** start of Input for this task **

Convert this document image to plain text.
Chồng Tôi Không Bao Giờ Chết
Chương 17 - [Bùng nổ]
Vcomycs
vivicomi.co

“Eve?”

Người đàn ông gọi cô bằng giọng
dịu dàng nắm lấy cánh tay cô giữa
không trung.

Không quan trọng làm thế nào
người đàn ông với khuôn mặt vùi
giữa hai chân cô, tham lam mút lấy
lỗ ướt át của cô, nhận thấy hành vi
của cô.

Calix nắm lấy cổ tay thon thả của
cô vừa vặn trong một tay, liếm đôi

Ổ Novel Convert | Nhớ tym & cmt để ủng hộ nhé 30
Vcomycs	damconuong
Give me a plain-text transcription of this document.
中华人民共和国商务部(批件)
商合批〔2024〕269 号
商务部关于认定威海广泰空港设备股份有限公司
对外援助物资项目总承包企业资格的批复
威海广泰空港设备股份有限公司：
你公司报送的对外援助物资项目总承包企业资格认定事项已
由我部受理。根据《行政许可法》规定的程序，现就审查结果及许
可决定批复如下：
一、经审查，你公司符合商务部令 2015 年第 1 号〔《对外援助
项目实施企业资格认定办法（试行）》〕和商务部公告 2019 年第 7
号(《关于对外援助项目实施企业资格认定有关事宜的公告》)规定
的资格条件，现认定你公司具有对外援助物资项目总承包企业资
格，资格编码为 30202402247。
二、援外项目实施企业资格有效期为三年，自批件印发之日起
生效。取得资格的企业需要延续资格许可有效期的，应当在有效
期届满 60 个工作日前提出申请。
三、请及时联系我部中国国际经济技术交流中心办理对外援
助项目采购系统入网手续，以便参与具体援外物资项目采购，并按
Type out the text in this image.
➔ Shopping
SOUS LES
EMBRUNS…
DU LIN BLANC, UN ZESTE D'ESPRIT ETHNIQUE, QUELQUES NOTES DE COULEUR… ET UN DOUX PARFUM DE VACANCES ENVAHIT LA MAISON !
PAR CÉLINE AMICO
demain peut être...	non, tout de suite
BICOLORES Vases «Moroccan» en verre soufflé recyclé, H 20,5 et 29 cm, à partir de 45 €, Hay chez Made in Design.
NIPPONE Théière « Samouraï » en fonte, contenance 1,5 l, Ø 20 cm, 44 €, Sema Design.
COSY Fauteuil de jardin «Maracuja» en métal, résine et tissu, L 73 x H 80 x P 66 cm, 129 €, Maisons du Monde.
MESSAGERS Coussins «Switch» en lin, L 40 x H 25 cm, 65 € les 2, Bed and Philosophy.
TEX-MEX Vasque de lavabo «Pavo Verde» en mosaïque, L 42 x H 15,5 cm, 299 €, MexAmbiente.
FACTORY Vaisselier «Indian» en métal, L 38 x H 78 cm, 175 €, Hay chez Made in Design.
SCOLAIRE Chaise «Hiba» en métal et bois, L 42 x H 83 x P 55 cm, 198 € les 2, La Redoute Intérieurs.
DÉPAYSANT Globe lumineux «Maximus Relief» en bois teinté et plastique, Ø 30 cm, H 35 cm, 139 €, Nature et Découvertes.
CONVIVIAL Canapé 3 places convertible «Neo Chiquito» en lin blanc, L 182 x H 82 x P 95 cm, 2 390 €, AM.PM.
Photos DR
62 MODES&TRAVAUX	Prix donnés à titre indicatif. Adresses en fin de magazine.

** end of Input for this task **

Instruction =>
Retype every entry word for word.

Output =>
Convert this document image to plain text.
Chồng Tôi Không Bao Giờ Chết
Chương 17 - [Bùng nổ]
Vcomycs
vivicomi.co

“Eve?”

Người đàn ông gọi cô bằng giọng
dịu dàng nắm lấy cánh tay cô giữa
không trung.

Không quan trọng làm thế nào
người đàn ông với khuôn mặt vùi
giữa hai chân cô, tham lam mút lấy
lỗ ướt át của cô, nhận thấy hành vi
của cô.

Calix nắm lấy cổ tay thon thả của
cô vừa vặn trong một tay, liếm đôi

Ổ Novel Convert | Nhớ tym & cmt để ủng hộ nhé 30
Vcomycs	damconuong
Give me a plain-text transcription of this document.
中华人民共和国商务部(批件)
商合批〔2024〕269 号
商务部关于认定威海广泰空港设备股份有限公司
对外援助物资项目总承包企业资格的批复
威海广泰空港设备股份有限公司：
你公司报送的对外援助物资项目总承包企业资格认定事项已
由我部受理。根据《行政许可法》规定的程序，现就审查结果及许
可决定批复如下：
一、经审查，你公司符合商务部令 2015 年第 1 号〔《对外援助
项目实施企业资格认定办法（试行）》〕和商务部公告 2019 年第 7
号(《关于对外援助项目实施企业资格认定有关事宜的公告》)规定
的资格条件，现认定你公司具有对外援助物资项目总承包企业资
格，资格编码为 30202402247。
二、援外项目实施企业资格有效期为三年，自批件印发之日起
生效。取得资格的企业需要延续资格许可有效期的，应当在有效
期届满 60 个工作日前提出申请。
三、请及时联系我部中国国际经济技术交流中心办理对外援
助项目采购系统入网手续，以便参与具体援外物资项目采购，并按
Type out the text in this image.
➔ Shopping
SOUS LES
EMBRUNS…
DU LIN BLANC, UN ZESTE D'ESPRIT ETHNIQUE, QUELQUES NOTES DE COULEUR… ET UN DOUX PARFUM DE VACANCES ENVAHIT LA MAISON !
PAR CÉLINE AMICO
demain peut être...	non, tout de suite
BICOLORES Vases «Moroccan» en verre soufflé recyclé, H 20,5 et 29 cm, à partir de 45 €, Hay chez Made in Design.
NIPPONE Théière « Samouraï » en fonte, contenance 1,5 l, Ø 20 cm, 44 €, Sema Design.
COSY Fauteuil de jardin «Maracuja» en métal, résine et tissu, L 73 x H 80 x P 66 cm, 129 €, Maisons du Monde.
MESSAGERS Coussins «Switch» en lin, L 40 x H 25 cm, 65 € les 2, Bed and Philosophy.
TEX-MEX Vasque de lavabo «Pavo Verde» en mosaïque, L 42 x H 15,5 cm, 299 €, MexAmbiente.
FACTORY Vaisselier «Indian» en métal, L 38 x H 78 cm, 175 €, Hay chez Made in Design.
SCOLAIRE Chaise «Hiba» en métal et bois, L 42 x H 83 x P 55 cm, 198 € les 2, La Redoute Intérieurs.
DÉPAYSANT Globe lumineux «Maximus Relief» en bois teinté et plastique, Ø 30 cm, H 35 cm, 139 €, Nature et Découvertes.
CONVIVIAL Canapé 3 places convertible «Neo Chiquito» en lin blanc, L 182 x H 82 x P 95 cm, 2 390 €, AM.PM.
Photos DR
62 MODES&TRAVAUX	Prix donnés à titre indicatif. Adresses en fin de magazine.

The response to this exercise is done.